- [Task statement]
Your task is to write out the complete listing exactly as it is shown.

□ □ □ □ □ □ □

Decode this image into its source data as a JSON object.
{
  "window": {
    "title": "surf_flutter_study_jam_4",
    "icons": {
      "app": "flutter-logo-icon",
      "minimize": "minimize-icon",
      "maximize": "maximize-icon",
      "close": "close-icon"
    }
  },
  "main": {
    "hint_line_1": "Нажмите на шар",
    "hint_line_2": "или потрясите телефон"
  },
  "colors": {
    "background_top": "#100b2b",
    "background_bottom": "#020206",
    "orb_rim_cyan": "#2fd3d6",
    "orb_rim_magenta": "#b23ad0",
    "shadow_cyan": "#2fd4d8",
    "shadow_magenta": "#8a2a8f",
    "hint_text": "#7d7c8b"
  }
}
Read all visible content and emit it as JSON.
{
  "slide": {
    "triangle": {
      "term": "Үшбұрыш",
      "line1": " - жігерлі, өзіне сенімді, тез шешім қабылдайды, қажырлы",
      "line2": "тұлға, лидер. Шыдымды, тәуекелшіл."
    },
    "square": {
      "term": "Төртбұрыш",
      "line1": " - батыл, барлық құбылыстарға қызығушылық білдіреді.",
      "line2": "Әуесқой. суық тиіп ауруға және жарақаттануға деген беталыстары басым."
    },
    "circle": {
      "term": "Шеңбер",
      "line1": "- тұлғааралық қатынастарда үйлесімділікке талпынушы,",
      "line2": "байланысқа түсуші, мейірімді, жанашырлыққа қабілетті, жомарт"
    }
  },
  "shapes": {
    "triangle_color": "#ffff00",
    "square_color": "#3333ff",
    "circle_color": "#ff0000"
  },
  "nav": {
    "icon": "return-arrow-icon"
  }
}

□ □ □ □ □ □ □

- [Reply to the task]
Decode this image into its source data as a JSON object.
{
  "window": {
    "title": "surf_flutter_study_jam_4",
    "icons": {
      "app": "flutter-logo-icon",
      "minimize": "minimize-icon",
      "maximize": "maximize-icon",
      "close": "close-icon"
    }
  },
  "main": {
    "hint_line_1": "Нажмите на шар",
    "hint_line_2": "или потрясите телефон"
  },
  "colors": {
    "background_top": "#100b2b",
    "background_bottom": "#020206",
    "orb_rim_cyan": "#2fd3d6",
    "orb_rim_magenta": "#b23ad0",
    "shadow_cyan": "#2fd4d8",
    "shadow_magenta": "#8a2a8f",
    "hint_text": "#7d7c8b"
  }
}
Read all visible content and emit it as JSON.
{
  "slide": {
    "triangle": {
      "term": "Үшбұрыш",
      "line1": " - жігерлі, өзіне сенімді, тез шешім қабылдайды, қажырлы",
      "line2": "тұлға, лидер. Шыдымды, тәуекелшіл."
    },
    "square": {
      "term": "Төртбұрыш",
      "line1": " - батыл, барлық құбылыстарға қызығушылық білдіреді.",
      "line2": "Әуесқой. суық тиіп ауруға және жарақаттануға деген беталыстары басым."
    },
    "circle": {
      "term": "Шеңбер",
      "line1": "- тұлғааралық қатынастарда үйлесімділікке талпынушы,",
      "line2": "байланысқа түсуші, мейірімді, жанашырлыққа қабілетті, жомарт"
    }
  },
  "shapes": {
    "triangle_color": "#ffff00",
    "square_color": "#3333ff",
    "circle_color": "#ff0000"
  },
  "nav": {
    "icon": "return-arrow-icon"
  }
}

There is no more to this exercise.